Written task:
What is the number of lines containing the string "ihre"? Answer with the number only.

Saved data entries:
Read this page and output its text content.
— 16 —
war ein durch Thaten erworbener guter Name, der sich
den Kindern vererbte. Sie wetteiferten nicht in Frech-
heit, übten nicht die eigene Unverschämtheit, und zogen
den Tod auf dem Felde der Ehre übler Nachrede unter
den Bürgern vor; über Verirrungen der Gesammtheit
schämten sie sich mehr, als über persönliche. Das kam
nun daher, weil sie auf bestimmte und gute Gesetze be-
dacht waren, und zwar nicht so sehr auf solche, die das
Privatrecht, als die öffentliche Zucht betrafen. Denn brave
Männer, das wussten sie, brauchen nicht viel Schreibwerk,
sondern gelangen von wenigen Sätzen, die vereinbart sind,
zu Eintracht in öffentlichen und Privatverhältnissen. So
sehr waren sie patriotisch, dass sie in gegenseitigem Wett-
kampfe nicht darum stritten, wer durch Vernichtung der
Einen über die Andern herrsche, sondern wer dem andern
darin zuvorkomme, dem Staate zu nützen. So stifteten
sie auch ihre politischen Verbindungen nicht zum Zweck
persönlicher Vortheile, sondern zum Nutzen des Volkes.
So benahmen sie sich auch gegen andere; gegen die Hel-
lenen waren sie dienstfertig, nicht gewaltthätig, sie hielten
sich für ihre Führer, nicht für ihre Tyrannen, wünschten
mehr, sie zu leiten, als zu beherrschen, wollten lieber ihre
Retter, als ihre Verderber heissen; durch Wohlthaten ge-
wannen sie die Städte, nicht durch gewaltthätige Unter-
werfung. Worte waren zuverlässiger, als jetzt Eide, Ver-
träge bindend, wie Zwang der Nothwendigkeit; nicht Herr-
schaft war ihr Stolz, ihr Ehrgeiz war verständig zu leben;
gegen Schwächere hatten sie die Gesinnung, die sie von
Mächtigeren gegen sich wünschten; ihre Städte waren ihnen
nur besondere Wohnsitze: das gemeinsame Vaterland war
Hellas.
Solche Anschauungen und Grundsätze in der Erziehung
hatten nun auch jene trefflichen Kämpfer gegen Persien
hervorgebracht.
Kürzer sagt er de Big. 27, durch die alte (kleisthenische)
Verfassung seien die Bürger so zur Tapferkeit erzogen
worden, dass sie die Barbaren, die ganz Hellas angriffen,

Solution:
5